──────── EXCERPTED DATA

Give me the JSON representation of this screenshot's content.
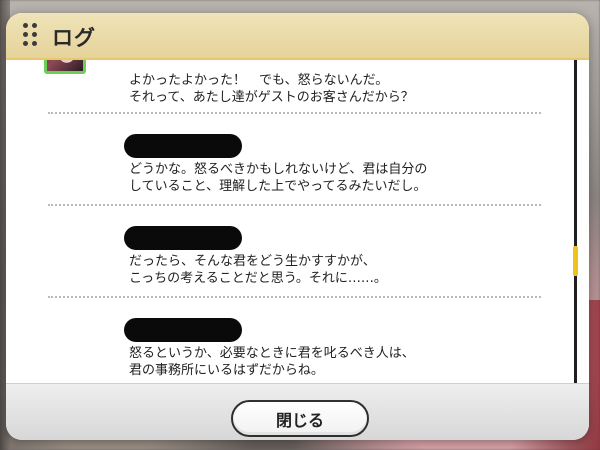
{
  "dialog": {
    "title": "ログ",
    "close_label": "閉じる"
  },
  "log": {
    "entries": [
      {
        "has_avatar": true,
        "name_redacted": false,
        "text": "よかったよかった！　でも、怒らないんだ。\nそれって、あたし達がゲストのお客さんだから？"
      },
      {
        "has_avatar": false,
        "name_redacted": true,
        "text": "どうかな。怒るべきかもしれないけど、君は自分の\nしていること、理解した上でやってるみたいだし。"
      },
      {
        "has_avatar": false,
        "name_redacted": true,
        "text": "だったら、そんな君をどう生かすすかが、\nこっちの考えることだと思う。それに……。"
      },
      {
        "has_avatar": false,
        "name_redacted": true,
        "text": "怒るというか、必要なときに君を叱るべき人は、\n君の事務所にいるはずだからね。"
      }
    ]
  },
  "colors": {
    "header_gold": "#e6d39a",
    "header_border": "#e6c96d",
    "avatar_border": "#6ccf56",
    "scroll_thumb": "#f0c21b"
  },
  "icons": {
    "grip": "grip-dots-icon"
  }
}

────────────────

Transcribe the material as is, with images omitted.

Give me the JSON representation of this screenshot's content.
{
  "dialog": {
    "title": "ログ",
    "close_label": "閉じる"
  },
  "log": {
    "entries": [
      {
        "has_avatar": true,
        "name_redacted": false,
        "text": "よかったよかった！　でも、怒らないんだ。\nそれって、あたし達がゲストのお客さんだから？"
      },
      {
        "has_avatar": false,
        "name_redacted": true,
        "text": "どうかな。怒るべきかもしれないけど、君は自分の\nしていること、理解した上でやってるみたいだし。"
      },
      {
        "has_avatar": false,
        "name_redacted": true,
        "text": "だったら、そんな君をどう生かすすかが、\nこっちの考えることだと思う。それに……。"
      },
      {
        "has_avatar": false,
        "name_redacted": true,
        "text": "怒るというか、必要なときに君を叱るべき人は、\n君の事務所にいるはずだからね。"
      }
    ]
  },
  "colors": {
    "header_gold": "#e6d39a",
    "header_border": "#e6c96d",
    "avatar_border": "#6ccf56",
    "scroll_thumb": "#f0c21b"
  },
  "icons": {
    "grip": "grip-dots-icon"
  }
}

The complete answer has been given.